■ Exercise description ■
Repeat the whole listing exactly.

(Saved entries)
>> BEGIN

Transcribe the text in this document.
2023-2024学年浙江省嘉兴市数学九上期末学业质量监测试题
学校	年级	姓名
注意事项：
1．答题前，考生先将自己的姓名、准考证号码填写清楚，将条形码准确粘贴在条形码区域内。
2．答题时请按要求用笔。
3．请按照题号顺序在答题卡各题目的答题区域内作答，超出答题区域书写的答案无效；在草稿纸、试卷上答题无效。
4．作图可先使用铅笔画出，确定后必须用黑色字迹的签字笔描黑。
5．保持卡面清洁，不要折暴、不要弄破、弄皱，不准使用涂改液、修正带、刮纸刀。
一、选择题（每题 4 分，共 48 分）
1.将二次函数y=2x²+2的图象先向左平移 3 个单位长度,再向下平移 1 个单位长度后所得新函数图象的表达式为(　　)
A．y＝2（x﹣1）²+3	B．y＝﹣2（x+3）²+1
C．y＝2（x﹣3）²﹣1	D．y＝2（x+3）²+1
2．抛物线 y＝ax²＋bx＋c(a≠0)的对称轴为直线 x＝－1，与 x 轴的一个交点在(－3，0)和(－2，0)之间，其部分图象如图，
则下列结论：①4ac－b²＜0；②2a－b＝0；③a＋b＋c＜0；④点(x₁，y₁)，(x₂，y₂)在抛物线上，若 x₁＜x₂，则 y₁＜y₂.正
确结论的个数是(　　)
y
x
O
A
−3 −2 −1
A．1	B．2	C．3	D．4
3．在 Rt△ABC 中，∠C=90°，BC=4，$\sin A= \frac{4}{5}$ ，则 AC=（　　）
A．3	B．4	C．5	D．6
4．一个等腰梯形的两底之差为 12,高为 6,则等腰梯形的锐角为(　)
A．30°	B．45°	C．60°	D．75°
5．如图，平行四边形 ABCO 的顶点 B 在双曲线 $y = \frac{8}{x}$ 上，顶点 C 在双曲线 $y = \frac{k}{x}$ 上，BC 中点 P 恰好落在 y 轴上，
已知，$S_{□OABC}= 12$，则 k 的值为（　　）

>> END

■ Final result ■
Transcribe the text in this document.
2023-2024学年浙江省嘉兴市数学九上期末学业质量监测试题
学校	年级	姓名
注意事项：
1．答题前，考生先将自己的姓名、准考证号码填写清楚，将条形码准确粘贴在条形码区域内。
2．答题时请按要求用笔。
3．请按照题号顺序在答题卡各题目的答题区域内作答，超出答题区域书写的答案无效；在草稿纸、试卷上答题无效。
4．作图可先使用铅笔画出，确定后必须用黑色字迹的签字笔描黑。
5．保持卡面清洁，不要折暴、不要弄破、弄皱，不准使用涂改液、修正带、刮纸刀。
一、选择题（每题 4 分，共 48 分）
1.将二次函数y=2x²+2的图象先向左平移 3 个单位长度,再向下平移 1 个单位长度后所得新函数图象的表达式为(　　)
A．y＝2（x﹣1）²+3	B．y＝﹣2（x+3）²+1
C．y＝2（x﹣3）²﹣1	D．y＝2（x+3）²+1
2．抛物线 y＝ax²＋bx＋c(a≠0)的对称轴为直线 x＝－1，与 x 轴的一个交点在(－3，0)和(－2，0)之间，其部分图象如图，
则下列结论：①4ac－b²＜0；②2a－b＝0；③a＋b＋c＜0；④点(x₁，y₁)，(x₂，y₂)在抛物线上，若 x₁＜x₂，则 y₁＜y₂.正
确结论的个数是(　　)
y
x
O
A
−3 −2 −1
A．1	B．2	C．3	D．4
3．在 Rt△ABC 中，∠C=90°，BC=4，$\sin A= \frac{4}{5}$ ，则 AC=（　　）
A．3	B．4	C．5	D．6
4．一个等腰梯形的两底之差为 12,高为 6,则等腰梯形的锐角为(　)
A．30°	B．45°	C．60°	D．75°
5．如图，平行四边形 ABCO 的顶点 B 在双曲线 $y = \frac{8}{x}$ 上，顶点 C 在双曲线 $y = \frac{k}{x}$ 上，BC 中点 P 恰好落在 y 轴上，
已知，$S_{□OABC}= 12$，则 k 的值为（　　）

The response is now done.